▶ Exercise inputs
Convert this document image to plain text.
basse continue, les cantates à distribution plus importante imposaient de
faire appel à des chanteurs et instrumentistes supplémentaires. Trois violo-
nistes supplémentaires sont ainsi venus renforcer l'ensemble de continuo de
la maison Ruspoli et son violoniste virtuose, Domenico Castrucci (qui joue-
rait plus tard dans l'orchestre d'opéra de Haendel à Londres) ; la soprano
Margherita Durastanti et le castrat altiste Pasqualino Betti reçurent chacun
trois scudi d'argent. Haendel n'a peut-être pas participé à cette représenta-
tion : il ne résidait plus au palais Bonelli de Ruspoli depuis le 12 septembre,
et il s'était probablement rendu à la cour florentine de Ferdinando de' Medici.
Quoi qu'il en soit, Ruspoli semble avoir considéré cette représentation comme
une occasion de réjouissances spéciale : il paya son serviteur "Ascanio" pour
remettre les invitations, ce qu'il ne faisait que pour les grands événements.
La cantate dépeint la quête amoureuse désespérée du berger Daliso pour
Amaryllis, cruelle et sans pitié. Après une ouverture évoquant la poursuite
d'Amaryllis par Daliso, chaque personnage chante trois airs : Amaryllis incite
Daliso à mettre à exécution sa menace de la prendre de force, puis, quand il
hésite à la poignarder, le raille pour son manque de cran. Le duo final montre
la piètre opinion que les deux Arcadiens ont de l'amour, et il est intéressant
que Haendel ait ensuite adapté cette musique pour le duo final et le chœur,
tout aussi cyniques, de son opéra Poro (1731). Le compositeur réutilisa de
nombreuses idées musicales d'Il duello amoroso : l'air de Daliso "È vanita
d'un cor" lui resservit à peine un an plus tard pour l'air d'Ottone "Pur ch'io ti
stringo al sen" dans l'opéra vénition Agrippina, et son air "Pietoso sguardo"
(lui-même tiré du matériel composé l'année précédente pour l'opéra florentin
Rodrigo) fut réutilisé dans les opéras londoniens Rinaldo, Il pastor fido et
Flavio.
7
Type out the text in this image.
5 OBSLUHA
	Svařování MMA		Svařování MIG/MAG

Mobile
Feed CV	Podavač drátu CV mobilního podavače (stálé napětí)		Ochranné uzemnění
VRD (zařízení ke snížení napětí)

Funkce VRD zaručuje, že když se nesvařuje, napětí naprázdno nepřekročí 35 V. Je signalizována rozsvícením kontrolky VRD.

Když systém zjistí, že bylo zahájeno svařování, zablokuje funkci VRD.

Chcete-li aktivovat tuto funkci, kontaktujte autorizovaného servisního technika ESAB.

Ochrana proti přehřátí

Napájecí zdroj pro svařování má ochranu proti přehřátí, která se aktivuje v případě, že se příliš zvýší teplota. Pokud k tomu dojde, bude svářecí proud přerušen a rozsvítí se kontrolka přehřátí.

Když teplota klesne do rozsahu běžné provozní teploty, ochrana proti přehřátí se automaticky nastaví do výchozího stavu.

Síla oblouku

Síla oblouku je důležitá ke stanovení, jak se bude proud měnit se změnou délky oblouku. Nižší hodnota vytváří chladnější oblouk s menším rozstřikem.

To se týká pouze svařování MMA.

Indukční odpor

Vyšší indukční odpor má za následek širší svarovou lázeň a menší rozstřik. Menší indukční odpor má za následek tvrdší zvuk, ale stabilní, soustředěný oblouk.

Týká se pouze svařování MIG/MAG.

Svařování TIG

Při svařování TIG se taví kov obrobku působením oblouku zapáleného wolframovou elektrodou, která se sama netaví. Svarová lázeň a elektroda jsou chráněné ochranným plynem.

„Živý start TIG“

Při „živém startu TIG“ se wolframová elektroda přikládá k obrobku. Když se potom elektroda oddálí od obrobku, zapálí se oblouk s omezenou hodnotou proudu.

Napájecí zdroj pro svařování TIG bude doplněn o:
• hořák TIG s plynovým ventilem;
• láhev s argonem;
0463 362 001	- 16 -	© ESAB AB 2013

▶ Exercise requirements
Nothing in the data may differ; print all of it exactly as written.

▶ Written answer
Convert this document image to plain text.
basse continue, les cantates à distribution plus importante imposaient de
faire appel à des chanteurs et instrumentistes supplémentaires. Trois violo-
nistes supplémentaires sont ainsi venus renforcer l'ensemble de continuo de
la maison Ruspoli et son violoniste virtuose, Domenico Castrucci (qui joue-
rait plus tard dans l'orchestre d'opéra de Haendel à Londres) ; la soprano
Margherita Durastanti et le castrat altiste Pasqualino Betti reçurent chacun
trois scudi d'argent. Haendel n'a peut-être pas participé à cette représenta-
tion : il ne résidait plus au palais Bonelli de Ruspoli depuis le 12 septembre,
et il s'était probablement rendu à la cour florentine de Ferdinando de' Medici.
Quoi qu'il en soit, Ruspoli semble avoir considéré cette représentation comme
une occasion de réjouissances spéciale : il paya son serviteur "Ascanio" pour
remettre les invitations, ce qu'il ne faisait que pour les grands événements.
La cantate dépeint la quête amoureuse désespérée du berger Daliso pour
Amaryllis, cruelle et sans pitié. Après une ouverture évoquant la poursuite
d'Amaryllis par Daliso, chaque personnage chante trois airs : Amaryllis incite
Daliso à mettre à exécution sa menace de la prendre de force, puis, quand il
hésite à la poignarder, le raille pour son manque de cran. Le duo final montre
la piètre opinion que les deux Arcadiens ont de l'amour, et il est intéressant
que Haendel ait ensuite adapté cette musique pour le duo final et le chœur,
tout aussi cyniques, de son opéra Poro (1731). Le compositeur réutilisa de
nombreuses idées musicales d'Il duello amoroso : l'air de Daliso "È vanita
d'un cor" lui resservit à peine un an plus tard pour l'air d'Ottone "Pur ch'io ti
stringo al sen" dans l'opéra vénition Agrippina, et son air "Pietoso sguardo"
(lui-même tiré du matériel composé l'année précédente pour l'opéra florentin
Rodrigo) fut réutilisé dans les opéras londoniens Rinaldo, Il pastor fido et
Flavio.
7
Type out the text in this image.
5 OBSLUHA
	Svařování MMA		Svařování MIG/MAG

Mobile
Feed CV	Podavač drátu CV mobilního podavače (stálé napětí)		Ochranné uzemnění
VRD (zařízení ke snížení napětí)

Funkce VRD zaručuje, že když se nesvařuje, napětí naprázdno nepřekročí 35 V. Je signalizována rozsvícením kontrolky VRD.

Když systém zjistí, že bylo zahájeno svařování, zablokuje funkci VRD.

Chcete-li aktivovat tuto funkci, kontaktujte autorizovaného servisního technika ESAB.

Ochrana proti přehřátí

Napájecí zdroj pro svařování má ochranu proti přehřátí, která se aktivuje v případě, že se příliš zvýší teplota. Pokud k tomu dojde, bude svářecí proud přerušen a rozsvítí se kontrolka přehřátí.

Když teplota klesne do rozsahu běžné provozní teploty, ochrana proti přehřátí se automaticky nastaví do výchozího stavu.

Síla oblouku

Síla oblouku je důležitá ke stanovení, jak se bude proud měnit se změnou délky oblouku. Nižší hodnota vytváří chladnější oblouk s menším rozstřikem.

To se týká pouze svařování MMA.

Indukční odpor

Vyšší indukční odpor má za následek širší svarovou lázeň a menší rozstřik. Menší indukční odpor má za následek tvrdší zvuk, ale stabilní, soustředěný oblouk.

Týká se pouze svařování MIG/MAG.

Svařování TIG

Při svařování TIG se taví kov obrobku působením oblouku zapáleného wolframovou elektrodou, která se sama netaví. Svarová lázeň a elektroda jsou chráněné ochranným plynem.

„Živý start TIG“

Při „živém startu TIG“ se wolframová elektroda přikládá k obrobku. Když se potom elektroda oddálí od obrobku, zapálí se oblouk s omezenou hodnotou proudu.

Napájecí zdroj pro svařování TIG bude doplněn o:
• hořák TIG s plynovým ventilem;
• láhev s argonem;
0463 362 001	- 16 -	© ESAB AB 2013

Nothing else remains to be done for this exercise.